## What the task requires
Wherever "φυλάττῃ" appears in a line, list that line.

## Source data
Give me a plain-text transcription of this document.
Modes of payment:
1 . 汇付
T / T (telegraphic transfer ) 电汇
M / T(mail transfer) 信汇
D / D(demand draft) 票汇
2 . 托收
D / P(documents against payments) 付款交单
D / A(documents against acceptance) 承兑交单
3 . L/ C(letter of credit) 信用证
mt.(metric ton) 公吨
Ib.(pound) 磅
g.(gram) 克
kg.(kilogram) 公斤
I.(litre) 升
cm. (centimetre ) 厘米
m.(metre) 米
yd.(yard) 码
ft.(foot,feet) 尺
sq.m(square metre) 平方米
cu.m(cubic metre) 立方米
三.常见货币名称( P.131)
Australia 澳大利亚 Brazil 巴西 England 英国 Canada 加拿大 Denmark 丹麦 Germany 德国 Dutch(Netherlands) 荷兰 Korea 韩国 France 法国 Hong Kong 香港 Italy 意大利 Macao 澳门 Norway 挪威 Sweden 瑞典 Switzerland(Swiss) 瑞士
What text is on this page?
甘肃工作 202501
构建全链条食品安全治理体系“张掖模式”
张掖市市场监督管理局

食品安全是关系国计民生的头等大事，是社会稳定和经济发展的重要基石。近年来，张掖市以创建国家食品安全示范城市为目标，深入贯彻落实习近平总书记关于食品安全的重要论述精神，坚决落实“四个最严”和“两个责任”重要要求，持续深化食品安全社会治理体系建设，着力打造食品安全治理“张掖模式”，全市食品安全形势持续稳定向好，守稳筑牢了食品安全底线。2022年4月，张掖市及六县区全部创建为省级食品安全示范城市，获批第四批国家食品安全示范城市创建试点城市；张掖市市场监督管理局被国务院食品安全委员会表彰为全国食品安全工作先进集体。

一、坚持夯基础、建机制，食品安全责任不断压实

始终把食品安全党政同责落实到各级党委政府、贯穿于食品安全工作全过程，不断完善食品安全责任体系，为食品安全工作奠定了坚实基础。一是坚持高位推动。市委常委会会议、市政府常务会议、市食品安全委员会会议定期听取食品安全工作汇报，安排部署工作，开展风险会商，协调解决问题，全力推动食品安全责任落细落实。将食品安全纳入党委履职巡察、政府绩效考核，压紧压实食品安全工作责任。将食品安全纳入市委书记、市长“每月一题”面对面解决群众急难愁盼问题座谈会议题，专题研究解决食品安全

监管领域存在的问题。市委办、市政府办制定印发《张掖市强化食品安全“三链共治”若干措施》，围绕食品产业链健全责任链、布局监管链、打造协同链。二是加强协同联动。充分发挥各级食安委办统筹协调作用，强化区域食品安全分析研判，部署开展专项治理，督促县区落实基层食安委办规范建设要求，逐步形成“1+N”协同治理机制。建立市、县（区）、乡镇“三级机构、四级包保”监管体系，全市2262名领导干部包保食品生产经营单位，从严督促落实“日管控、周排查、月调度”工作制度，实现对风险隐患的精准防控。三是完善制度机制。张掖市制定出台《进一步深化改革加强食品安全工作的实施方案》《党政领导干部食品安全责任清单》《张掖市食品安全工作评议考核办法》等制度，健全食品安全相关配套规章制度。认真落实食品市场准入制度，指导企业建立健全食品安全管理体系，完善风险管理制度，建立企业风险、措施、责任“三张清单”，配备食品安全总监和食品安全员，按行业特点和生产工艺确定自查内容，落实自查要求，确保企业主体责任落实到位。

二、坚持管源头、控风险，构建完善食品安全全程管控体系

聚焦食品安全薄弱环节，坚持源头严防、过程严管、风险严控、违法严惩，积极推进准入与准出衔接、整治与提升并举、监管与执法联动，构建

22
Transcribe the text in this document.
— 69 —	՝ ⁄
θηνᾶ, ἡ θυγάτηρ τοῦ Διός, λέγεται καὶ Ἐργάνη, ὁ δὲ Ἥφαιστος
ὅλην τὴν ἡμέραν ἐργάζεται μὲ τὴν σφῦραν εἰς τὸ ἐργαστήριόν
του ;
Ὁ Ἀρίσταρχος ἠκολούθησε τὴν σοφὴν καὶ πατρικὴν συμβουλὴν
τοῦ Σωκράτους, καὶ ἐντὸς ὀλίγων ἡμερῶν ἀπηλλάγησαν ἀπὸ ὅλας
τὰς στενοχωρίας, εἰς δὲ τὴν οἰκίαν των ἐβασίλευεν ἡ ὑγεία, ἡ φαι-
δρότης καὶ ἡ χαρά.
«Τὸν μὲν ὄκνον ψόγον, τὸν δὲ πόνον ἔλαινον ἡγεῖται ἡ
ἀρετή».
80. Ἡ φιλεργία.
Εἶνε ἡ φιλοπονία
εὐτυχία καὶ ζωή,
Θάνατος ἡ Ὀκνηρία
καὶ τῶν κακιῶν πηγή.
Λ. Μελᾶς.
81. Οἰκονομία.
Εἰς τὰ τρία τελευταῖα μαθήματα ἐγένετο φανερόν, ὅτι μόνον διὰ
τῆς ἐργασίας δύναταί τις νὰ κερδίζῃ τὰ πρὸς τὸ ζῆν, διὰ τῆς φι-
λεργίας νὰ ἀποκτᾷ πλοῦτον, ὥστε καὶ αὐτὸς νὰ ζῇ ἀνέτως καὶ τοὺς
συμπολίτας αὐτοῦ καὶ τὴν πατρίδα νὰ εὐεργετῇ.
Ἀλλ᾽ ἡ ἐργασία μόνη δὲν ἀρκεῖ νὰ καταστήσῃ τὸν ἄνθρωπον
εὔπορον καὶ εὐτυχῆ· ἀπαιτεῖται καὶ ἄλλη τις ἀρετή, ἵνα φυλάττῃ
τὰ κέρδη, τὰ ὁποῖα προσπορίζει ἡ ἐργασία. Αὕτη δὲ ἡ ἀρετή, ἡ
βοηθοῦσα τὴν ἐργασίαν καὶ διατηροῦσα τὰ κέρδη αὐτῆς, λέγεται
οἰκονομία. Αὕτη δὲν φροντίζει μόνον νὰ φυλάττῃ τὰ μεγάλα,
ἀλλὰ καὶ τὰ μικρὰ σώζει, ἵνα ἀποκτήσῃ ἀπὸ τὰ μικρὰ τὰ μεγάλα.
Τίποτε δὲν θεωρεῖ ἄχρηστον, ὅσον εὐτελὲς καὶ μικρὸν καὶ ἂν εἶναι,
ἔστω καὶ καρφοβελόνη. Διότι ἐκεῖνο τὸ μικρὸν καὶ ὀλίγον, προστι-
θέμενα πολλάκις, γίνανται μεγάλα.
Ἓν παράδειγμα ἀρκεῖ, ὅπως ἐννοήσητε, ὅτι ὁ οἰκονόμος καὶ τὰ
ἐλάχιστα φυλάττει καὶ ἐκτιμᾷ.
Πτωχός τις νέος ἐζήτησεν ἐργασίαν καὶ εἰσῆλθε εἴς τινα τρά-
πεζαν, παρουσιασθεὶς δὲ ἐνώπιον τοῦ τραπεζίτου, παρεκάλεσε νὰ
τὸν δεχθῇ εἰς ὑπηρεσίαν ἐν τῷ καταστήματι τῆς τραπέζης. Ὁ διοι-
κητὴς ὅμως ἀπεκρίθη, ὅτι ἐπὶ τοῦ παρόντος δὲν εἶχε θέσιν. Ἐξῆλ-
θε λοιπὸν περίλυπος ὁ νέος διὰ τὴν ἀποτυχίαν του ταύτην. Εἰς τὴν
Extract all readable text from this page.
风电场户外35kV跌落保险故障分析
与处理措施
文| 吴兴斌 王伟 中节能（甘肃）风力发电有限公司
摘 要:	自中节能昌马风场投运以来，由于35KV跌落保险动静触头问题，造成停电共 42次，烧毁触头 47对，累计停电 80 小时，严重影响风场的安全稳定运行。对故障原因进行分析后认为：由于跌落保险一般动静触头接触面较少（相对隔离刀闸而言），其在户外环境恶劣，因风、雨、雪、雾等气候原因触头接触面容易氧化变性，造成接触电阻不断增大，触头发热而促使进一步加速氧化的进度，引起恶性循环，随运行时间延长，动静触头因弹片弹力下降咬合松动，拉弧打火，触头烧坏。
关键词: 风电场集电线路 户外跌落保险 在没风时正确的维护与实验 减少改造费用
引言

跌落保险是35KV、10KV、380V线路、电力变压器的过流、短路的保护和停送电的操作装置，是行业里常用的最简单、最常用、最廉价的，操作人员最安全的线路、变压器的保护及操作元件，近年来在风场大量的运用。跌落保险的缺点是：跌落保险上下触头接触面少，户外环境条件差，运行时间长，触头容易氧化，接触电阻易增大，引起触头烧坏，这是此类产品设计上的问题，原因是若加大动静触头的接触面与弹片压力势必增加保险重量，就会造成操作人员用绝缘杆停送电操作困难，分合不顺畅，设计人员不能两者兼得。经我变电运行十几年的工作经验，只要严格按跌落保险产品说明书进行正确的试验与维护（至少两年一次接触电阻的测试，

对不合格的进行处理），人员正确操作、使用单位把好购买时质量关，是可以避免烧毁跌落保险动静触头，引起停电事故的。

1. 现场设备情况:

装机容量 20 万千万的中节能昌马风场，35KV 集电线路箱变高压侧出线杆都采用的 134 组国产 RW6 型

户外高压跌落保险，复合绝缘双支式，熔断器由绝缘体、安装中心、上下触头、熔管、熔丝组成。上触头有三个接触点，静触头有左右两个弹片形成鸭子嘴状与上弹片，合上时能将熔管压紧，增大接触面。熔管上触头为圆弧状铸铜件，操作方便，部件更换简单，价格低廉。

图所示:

## Answer to this problem
εὔπορον καὶ εὐτυχῆ· ἀπαιτεῖται καὶ ἄλλη τις ἀρετή, ἵνα φυλάττῃ
οἰκονομία. Αὕτη δὲν φροντίζει μόνον νὰ φυλάττῃ τὰ μεγάλα,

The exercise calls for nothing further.